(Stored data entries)
* Begin *

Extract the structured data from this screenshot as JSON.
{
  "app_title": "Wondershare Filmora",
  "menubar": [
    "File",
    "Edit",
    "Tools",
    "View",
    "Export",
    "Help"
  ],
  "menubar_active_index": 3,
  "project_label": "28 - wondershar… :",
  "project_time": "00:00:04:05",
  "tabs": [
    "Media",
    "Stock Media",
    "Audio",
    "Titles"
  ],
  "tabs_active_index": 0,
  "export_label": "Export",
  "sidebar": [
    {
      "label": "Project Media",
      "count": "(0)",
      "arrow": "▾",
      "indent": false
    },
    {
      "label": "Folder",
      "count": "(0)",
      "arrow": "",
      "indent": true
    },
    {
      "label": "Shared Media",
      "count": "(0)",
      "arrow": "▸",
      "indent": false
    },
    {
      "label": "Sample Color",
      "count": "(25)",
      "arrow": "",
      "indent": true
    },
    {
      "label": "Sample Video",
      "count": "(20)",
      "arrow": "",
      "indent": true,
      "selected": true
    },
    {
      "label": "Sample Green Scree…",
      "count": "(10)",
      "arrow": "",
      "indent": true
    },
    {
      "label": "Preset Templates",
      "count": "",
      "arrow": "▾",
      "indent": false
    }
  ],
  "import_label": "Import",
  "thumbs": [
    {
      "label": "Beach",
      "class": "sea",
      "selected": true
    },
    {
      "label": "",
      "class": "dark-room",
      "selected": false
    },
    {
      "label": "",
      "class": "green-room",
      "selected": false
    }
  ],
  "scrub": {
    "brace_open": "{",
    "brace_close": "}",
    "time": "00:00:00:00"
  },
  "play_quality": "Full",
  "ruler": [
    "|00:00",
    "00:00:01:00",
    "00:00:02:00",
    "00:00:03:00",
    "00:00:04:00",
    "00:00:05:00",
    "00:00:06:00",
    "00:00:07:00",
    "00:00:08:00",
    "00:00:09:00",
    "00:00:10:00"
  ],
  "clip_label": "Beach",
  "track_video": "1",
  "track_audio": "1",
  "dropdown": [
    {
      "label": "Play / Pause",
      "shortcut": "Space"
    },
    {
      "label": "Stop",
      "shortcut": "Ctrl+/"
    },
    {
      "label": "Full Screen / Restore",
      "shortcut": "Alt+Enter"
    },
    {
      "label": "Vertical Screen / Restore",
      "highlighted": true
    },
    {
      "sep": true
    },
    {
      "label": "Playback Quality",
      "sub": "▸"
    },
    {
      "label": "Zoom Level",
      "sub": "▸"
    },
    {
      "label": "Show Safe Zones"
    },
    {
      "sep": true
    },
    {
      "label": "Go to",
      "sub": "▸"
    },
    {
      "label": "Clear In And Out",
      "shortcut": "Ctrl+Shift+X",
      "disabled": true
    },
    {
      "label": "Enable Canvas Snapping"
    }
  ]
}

* End *

Transcribe the entire listing above precisely.

• WORKED ANSWER
Extract the structured data from this screenshot as JSON.
{
  "app_title": "Wondershare Filmora",
  "menubar": [
    "File",
    "Edit",
    "Tools",
    "View",
    "Export",
    "Help"
  ],
  "menubar_active_index": 3,
  "project_label": "28 - wondershar… :",
  "project_time": "00:00:04:05",
  "tabs": [
    "Media",
    "Stock Media",
    "Audio",
    "Titles"
  ],
  "tabs_active_index": 0,
  "export_label": "Export",
  "sidebar": [
    {
      "label": "Project Media",
      "count": "(0)",
      "arrow": "▾",
      "indent": false
    },
    {
      "label": "Folder",
      "count": "(0)",
      "arrow": "",
      "indent": true
    },
    {
      "label": "Shared Media",
      "count": "(0)",
      "arrow": "▸",
      "indent": false
    },
    {
      "label": "Sample Color",
      "count": "(25)",
      "arrow": "",
      "indent": true
    },
    {
      "label": "Sample Video",
      "count": "(20)",
      "arrow": "",
      "indent": true,
      "selected": true
    },
    {
      "label": "Sample Green Scree…",
      "count": "(10)",
      "arrow": "",
      "indent": true
    },
    {
      "label": "Preset Templates",
      "count": "",
      "arrow": "▾",
      "indent": false
    }
  ],
  "import_label": "Import",
  "thumbs": [
    {
      "label": "Beach",
      "class": "sea",
      "selected": true
    },
    {
      "label": "",
      "class": "dark-room",
      "selected": false
    },
    {
      "label": "",
      "class": "green-room",
      "selected": false
    }
  ],
  "scrub": {
    "brace_open": "{",
    "brace_close": "}",
    "time": "00:00:00:00"
  },
  "play_quality": "Full",
  "ruler": [
    "|00:00",
    "00:00:01:00",
    "00:00:02:00",
    "00:00:03:00",
    "00:00:04:00",
    "00:00:05:00",
    "00:00:06:00",
    "00:00:07:00",
    "00:00:08:00",
    "00:00:09:00",
    "00:00:10:00"
  ],
  "clip_label": "Beach",
  "track_video": "1",
  "track_audio": "1",
  "dropdown": [
    {
      "label": "Play / Pause",
      "shortcut": "Space"
    },
    {
      "label": "Stop",
      "shortcut": "Ctrl+/"
    },
    {
      "label": "Full Screen / Restore",
      "shortcut": "Alt+Enter"
    },
    {
      "label": "Vertical Screen / Restore",
      "highlighted": true
    },
    {
      "sep": true
    },
    {
      "label": "Playback Quality",
      "sub": "▸"
    },
    {
      "label": "Zoom Level",
      "sub": "▸"
    },
    {
      "label": "Show Safe Zones"
    },
    {
      "sep": true
    },
    {
      "label": "Go to",
      "sub": "▸"
    },
    {
      "label": "Clear In And Out",
      "shortcut": "Ctrl+Shift+X",
      "disabled": true
    },
    {
      "label": "Enable Canvas Snapping"
    }
  ]
}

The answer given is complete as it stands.